▶ What is needed:
Starting at the line that contains "Read all visible content and emit it as JSON.", print every remaining line of the entries, unchanged, and output nothing more.
## BEGIN
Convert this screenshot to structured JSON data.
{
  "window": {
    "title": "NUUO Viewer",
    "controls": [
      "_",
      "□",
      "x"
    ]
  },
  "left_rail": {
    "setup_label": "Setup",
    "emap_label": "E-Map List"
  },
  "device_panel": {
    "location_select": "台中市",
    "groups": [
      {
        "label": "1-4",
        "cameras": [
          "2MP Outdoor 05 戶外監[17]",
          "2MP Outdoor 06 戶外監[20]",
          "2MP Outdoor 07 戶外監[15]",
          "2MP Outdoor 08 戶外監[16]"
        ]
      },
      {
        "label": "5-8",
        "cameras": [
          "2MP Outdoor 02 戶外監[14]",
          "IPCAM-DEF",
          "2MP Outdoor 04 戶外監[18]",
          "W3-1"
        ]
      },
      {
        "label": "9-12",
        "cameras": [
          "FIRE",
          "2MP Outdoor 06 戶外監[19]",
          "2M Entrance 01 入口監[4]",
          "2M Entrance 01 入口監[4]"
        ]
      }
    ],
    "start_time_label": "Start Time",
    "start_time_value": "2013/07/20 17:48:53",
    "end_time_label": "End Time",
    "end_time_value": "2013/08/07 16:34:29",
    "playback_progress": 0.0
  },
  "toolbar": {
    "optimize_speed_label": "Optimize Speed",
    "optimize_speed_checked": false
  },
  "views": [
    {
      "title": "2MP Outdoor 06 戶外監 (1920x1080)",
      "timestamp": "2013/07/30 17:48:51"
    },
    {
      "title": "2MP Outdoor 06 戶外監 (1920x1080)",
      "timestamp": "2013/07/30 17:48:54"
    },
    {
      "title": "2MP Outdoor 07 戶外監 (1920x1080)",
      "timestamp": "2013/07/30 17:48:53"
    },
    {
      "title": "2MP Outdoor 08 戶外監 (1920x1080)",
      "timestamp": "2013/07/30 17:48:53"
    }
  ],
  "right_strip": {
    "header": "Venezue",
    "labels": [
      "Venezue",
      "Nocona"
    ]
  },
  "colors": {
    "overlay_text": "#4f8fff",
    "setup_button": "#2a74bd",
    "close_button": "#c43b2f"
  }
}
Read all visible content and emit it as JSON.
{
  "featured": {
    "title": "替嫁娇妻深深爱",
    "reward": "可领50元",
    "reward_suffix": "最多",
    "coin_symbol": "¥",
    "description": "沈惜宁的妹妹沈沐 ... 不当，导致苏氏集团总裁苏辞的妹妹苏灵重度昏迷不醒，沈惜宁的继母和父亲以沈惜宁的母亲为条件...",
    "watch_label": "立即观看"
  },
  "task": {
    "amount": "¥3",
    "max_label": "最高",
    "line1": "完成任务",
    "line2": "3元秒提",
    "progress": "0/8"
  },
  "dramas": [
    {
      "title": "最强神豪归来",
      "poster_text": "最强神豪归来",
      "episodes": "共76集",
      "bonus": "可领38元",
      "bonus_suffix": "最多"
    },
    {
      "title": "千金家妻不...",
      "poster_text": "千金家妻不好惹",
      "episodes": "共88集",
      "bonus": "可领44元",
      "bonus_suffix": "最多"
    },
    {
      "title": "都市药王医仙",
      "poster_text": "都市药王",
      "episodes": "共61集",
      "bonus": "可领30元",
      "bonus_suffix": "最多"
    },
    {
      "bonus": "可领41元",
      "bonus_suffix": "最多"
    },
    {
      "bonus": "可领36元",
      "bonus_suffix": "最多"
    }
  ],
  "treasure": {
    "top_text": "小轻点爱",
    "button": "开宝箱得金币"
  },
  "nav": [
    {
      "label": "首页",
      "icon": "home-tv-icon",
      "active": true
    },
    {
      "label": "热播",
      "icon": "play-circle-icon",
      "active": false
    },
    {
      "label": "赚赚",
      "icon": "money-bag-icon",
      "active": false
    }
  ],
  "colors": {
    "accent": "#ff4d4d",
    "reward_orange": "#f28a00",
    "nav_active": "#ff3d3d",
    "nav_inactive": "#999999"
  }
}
## END
▶ Written solution:
Read all visible content and emit it as JSON.
{
  "featured": {
    "title": "替嫁娇妻深深爱",
    "reward": "可领50元",
    "reward_suffix": "最多",
    "coin_symbol": "¥",
    "description": "沈惜宁的妹妹沈沐 ... 不当，导致苏氏集团总裁苏辞的妹妹苏灵重度昏迷不醒，沈惜宁的继母和父亲以沈惜宁的母亲为条件...",
    "watch_label": "立即观看"
  },
  "task": {
    "amount": "¥3",
    "max_label": "最高",
    "line1": "完成任务",
    "line2": "3元秒提",
    "progress": "0/8"
  },
  "dramas": [
    {
      "title": "最强神豪归来",
      "poster_text": "最强神豪归来",
      "episodes": "共76集",
      "bonus": "可领38元",
      "bonus_suffix": "最多"
    },
    {
      "title": "千金家妻不...",
      "poster_text": "千金家妻不好惹",
      "episodes": "共88集",
      "bonus": "可领44元",
      "bonus_suffix": "最多"
    },
    {
      "title": "都市药王医仙",
      "poster_text": "都市药王",
      "episodes": "共61集",
      "bonus": "可领30元",
      "bonus_suffix": "最多"
    },
    {
      "bonus": "可领41元",
      "bonus_suffix": "最多"
    },
    {
      "bonus": "可领36元",
      "bonus_suffix": "最多"
    }
  ],
  "treasure": {
    "top_text": "小轻点爱",
    "button": "开宝箱得金币"
  },
  "nav": [
    {
      "label": "首页",
      "icon": "home-tv-icon",
      "active": true
    },
    {
      "label": "热播",
      "icon": "play-circle-icon",
      "active": false
    },
    {
      "label": "赚赚",
      "icon": "money-bag-icon",
      "active": false
    }
  ],
  "colors": {
    "accent": "#ff4d4d",
    "reward_orange": "#f28a00",
    "nav_active": "#ff3d3d",
    "nav_inactive": "#999999"
  }
}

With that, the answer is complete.